To be done: Rewrite the records below with every "key-label" changed to "key-caption", leaving all else untouched.

Working data:
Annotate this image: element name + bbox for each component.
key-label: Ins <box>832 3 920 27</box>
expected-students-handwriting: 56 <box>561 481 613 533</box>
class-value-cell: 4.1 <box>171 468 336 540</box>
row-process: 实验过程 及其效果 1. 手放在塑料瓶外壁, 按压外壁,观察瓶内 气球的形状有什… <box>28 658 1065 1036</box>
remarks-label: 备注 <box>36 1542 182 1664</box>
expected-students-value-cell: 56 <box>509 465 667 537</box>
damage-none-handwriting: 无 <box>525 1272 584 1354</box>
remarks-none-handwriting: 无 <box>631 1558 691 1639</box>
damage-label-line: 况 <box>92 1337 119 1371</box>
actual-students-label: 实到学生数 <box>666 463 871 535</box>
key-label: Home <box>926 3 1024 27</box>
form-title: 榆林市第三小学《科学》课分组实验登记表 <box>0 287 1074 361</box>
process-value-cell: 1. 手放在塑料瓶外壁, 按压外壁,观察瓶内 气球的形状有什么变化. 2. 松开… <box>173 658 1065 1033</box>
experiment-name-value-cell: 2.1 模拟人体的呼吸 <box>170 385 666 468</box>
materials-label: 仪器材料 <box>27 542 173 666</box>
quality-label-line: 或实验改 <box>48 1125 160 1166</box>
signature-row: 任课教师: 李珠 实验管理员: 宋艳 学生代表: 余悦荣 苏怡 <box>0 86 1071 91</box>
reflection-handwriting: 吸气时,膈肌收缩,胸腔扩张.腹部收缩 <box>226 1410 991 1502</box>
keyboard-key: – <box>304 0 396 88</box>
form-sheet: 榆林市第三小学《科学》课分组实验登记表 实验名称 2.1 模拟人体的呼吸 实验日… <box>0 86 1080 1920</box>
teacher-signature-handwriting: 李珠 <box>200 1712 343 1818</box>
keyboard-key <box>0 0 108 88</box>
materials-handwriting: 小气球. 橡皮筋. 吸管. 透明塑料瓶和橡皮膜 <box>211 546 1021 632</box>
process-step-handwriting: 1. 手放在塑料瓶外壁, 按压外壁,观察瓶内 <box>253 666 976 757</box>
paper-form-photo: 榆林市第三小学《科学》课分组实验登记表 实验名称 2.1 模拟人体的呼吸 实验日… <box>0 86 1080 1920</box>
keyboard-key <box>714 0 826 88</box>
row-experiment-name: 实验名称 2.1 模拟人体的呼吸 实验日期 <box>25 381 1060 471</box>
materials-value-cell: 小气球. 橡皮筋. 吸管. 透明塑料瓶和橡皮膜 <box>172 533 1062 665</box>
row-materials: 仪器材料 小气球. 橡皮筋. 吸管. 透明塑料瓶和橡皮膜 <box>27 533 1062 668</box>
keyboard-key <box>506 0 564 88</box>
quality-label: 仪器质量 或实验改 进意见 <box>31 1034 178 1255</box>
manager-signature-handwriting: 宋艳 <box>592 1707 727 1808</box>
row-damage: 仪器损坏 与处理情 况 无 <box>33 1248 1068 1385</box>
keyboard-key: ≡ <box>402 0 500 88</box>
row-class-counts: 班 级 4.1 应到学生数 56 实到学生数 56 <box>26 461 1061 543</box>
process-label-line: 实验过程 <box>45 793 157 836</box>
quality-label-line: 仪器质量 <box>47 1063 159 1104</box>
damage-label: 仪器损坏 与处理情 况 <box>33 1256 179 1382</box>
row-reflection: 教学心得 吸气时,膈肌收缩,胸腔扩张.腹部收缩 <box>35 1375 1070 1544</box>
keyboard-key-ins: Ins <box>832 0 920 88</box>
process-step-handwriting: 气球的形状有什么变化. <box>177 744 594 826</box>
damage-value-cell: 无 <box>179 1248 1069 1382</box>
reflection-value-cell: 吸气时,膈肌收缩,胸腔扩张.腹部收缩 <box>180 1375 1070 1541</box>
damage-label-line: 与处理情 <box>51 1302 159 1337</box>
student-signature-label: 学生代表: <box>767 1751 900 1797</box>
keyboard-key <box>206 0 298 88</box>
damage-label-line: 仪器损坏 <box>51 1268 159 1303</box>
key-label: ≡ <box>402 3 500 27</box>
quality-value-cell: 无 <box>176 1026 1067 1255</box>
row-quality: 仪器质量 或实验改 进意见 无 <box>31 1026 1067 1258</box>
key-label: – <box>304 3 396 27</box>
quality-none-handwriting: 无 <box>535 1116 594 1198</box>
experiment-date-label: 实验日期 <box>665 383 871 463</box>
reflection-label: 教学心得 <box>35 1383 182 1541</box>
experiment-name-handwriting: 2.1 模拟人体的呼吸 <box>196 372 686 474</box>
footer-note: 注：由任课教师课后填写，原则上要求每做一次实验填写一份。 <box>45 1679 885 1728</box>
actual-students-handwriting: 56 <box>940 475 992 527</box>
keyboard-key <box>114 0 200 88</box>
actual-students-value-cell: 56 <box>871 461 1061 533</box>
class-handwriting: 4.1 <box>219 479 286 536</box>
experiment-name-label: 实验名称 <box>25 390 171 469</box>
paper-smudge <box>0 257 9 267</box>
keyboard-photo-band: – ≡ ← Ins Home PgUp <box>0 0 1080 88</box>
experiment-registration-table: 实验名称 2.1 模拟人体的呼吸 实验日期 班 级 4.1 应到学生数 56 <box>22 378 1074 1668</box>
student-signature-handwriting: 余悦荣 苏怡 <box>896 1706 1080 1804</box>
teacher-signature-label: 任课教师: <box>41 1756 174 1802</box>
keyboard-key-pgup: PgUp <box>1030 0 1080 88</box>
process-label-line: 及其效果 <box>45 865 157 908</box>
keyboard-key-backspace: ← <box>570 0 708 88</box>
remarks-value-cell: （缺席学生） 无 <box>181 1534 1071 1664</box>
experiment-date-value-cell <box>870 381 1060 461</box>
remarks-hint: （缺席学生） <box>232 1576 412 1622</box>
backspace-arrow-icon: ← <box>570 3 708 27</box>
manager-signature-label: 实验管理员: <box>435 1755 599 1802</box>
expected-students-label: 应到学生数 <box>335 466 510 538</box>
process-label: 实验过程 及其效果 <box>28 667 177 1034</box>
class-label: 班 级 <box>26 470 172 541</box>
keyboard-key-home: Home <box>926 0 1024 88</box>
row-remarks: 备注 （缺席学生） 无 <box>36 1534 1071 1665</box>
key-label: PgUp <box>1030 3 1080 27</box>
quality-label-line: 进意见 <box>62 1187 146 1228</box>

Solution to the problem:
Annotate this image: element name + bbox for each component.
key-caption: Ins <box>832 3 920 27</box>
expected-students-handwriting: 56 <box>561 481 613 533</box>
class-value-cell: 4.1 <box>171 468 336 540</box>
row-process: 实验过程 及其效果 1. 手放在塑料瓶外壁, 按压外壁,观察瓶内 气球的形状有什… <box>28 658 1065 1036</box>
remarks-label: 备注 <box>36 1542 182 1664</box>
expected-students-value-cell: 56 <box>509 465 667 537</box>
damage-none-handwriting: 无 <box>525 1272 584 1354</box>
remarks-none-handwriting: 无 <box>631 1558 691 1639</box>
damage-label-line: 况 <box>92 1337 119 1371</box>
actual-students-label: 实到学生数 <box>666 463 871 535</box>
key-caption: Home <box>926 3 1024 27</box>
form-title: 榆林市第三小学《科学》课分组实验登记表 <box>0 287 1074 361</box>
process-value-cell: 1. 手放在塑料瓶外壁, 按压外壁,观察瓶内 气球的形状有什么变化. 2. 松开… <box>173 658 1065 1033</box>
experiment-name-value-cell: 2.1 模拟人体的呼吸 <box>170 385 666 468</box>
materials-label: 仪器材料 <box>27 542 173 666</box>
quality-label-line: 或实验改 <box>48 1125 160 1166</box>
signature-row: 任课教师: 李珠 实验管理员: 宋艳 学生代表: 余悦荣 苏怡 <box>0 86 1071 91</box>
reflection-handwriting: 吸气时,膈肌收缩,胸腔扩张.腹部收缩 <box>226 1410 991 1502</box>
keyboard-key: – <box>304 0 396 88</box>
form-sheet: 榆林市第三小学《科学》课分组实验登记表 实验名称 2.1 模拟人体的呼吸 实验日… <box>0 86 1080 1920</box>
teacher-signature-handwriting: 李珠 <box>200 1712 343 1818</box>
keyboard-key <box>0 0 108 88</box>
materials-handwriting: 小气球. 橡皮筋. 吸管. 透明塑料瓶和橡皮膜 <box>211 546 1021 632</box>
process-step-handwriting: 1. 手放在塑料瓶外壁, 按压外壁,观察瓶内 <box>253 666 976 757</box>
paper-form-photo: 榆林市第三小学《科学》课分组实验登记表 实验名称 2.1 模拟人体的呼吸 实验日… <box>0 86 1080 1920</box>
keyboard-key <box>714 0 826 88</box>
row-experiment-name: 实验名称 2.1 模拟人体的呼吸 实验日期 <box>25 381 1060 471</box>
materials-value-cell: 小气球. 橡皮筋. 吸管. 透明塑料瓶和橡皮膜 <box>172 533 1062 665</box>
row-materials: 仪器材料 小气球. 橡皮筋. 吸管. 透明塑料瓶和橡皮膜 <box>27 533 1062 668</box>
keyboard-key <box>506 0 564 88</box>
quality-label: 仪器质量 或实验改 进意见 <box>31 1034 178 1255</box>
manager-signature-handwriting: 宋艳 <box>592 1707 727 1808</box>
row-damage: 仪器损坏 与处理情 况 无 <box>33 1248 1068 1385</box>
keyboard-key: ≡ <box>402 0 500 88</box>
row-class-counts: 班 级 4.1 应到学生数 56 实到学生数 56 <box>26 461 1061 543</box>
process-label-line: 实验过程 <box>45 793 157 836</box>
quality-label-line: 仪器质量 <box>47 1063 159 1104</box>
damage-label: 仪器损坏 与处理情 况 <box>33 1256 179 1382</box>
row-reflection: 教学心得 吸气时,膈肌收缩,胸腔扩张.腹部收缩 <box>35 1375 1070 1544</box>
keyboard-key-ins: Ins <box>832 0 920 88</box>
process-step-handwriting: 气球的形状有什么变化. <box>177 744 594 826</box>
damage-value-cell: 无 <box>179 1248 1069 1382</box>
reflection-value-cell: 吸气时,膈肌收缩,胸腔扩张.腹部收缩 <box>180 1375 1070 1541</box>
damage-label-line: 与处理情 <box>51 1302 159 1337</box>
student-signature-label: 学生代表: <box>767 1751 900 1797</box>
keyboard-key <box>206 0 298 88</box>
damage-label-line: 仪器损坏 <box>51 1268 159 1303</box>
key-caption: ≡ <box>402 3 500 27</box>
quality-value-cell: 无 <box>176 1026 1067 1255</box>
row-quality: 仪器质量 或实验改 进意见 无 <box>31 1026 1067 1258</box>
key-caption: – <box>304 3 396 27</box>
quality-none-handwriting: 无 <box>535 1116 594 1198</box>
experiment-date-label: 实验日期 <box>665 383 871 463</box>
reflection-label: 教学心得 <box>35 1383 182 1541</box>
experiment-name-handwriting: 2.1 模拟人体的呼吸 <box>196 372 686 474</box>
footer-note: 注：由任课教师课后填写，原则上要求每做一次实验填写一份。 <box>45 1679 885 1728</box>
actual-students-handwriting: 56 <box>940 475 992 527</box>
keyboard-key <box>114 0 200 88</box>
actual-students-value-cell: 56 <box>871 461 1061 533</box>
class-handwriting: 4.1 <box>219 479 286 536</box>
experiment-name-label: 实验名称 <box>25 390 171 469</box>
paper-smudge <box>0 257 9 267</box>
keyboard-photo-band: – ≡ ← Ins Home PgUp <box>0 0 1080 88</box>
experiment-registration-table: 实验名称 2.1 模拟人体的呼吸 实验日期 班 级 4.1 应到学生数 56 <box>22 378 1074 1668</box>
student-signature-handwriting: 余悦荣 苏怡 <box>896 1706 1080 1804</box>
teacher-signature-label: 任课教师: <box>41 1756 174 1802</box>
keyboard-key-pgup: PgUp <box>1030 0 1080 88</box>
process-label-line: 及其效果 <box>45 865 157 908</box>
keyboard-key-backspace: ← <box>570 0 708 88</box>
remarks-value-cell: （缺席学生） 无 <box>181 1534 1071 1664</box>
experiment-date-value-cell <box>870 381 1060 461</box>
remarks-hint: （缺席学生） <box>232 1576 412 1622</box>
backspace-arrow-icon: ← <box>570 3 708 27</box>
manager-signature-label: 实验管理员: <box>435 1755 599 1802</box>
expected-students-label: 应到学生数 <box>335 466 510 538</box>
process-label: 实验过程 及其效果 <box>28 667 177 1034</box>
class-label: 班 级 <box>26 470 172 541</box>
keyboard-key-home: Home <box>926 0 1024 88</box>
row-remarks: 备注 （缺席学生） 无 <box>36 1534 1071 1665</box>
key-caption: PgUp <box>1030 3 1080 27</box>
quality-label-line: 进意见 <box>62 1187 146 1228</box>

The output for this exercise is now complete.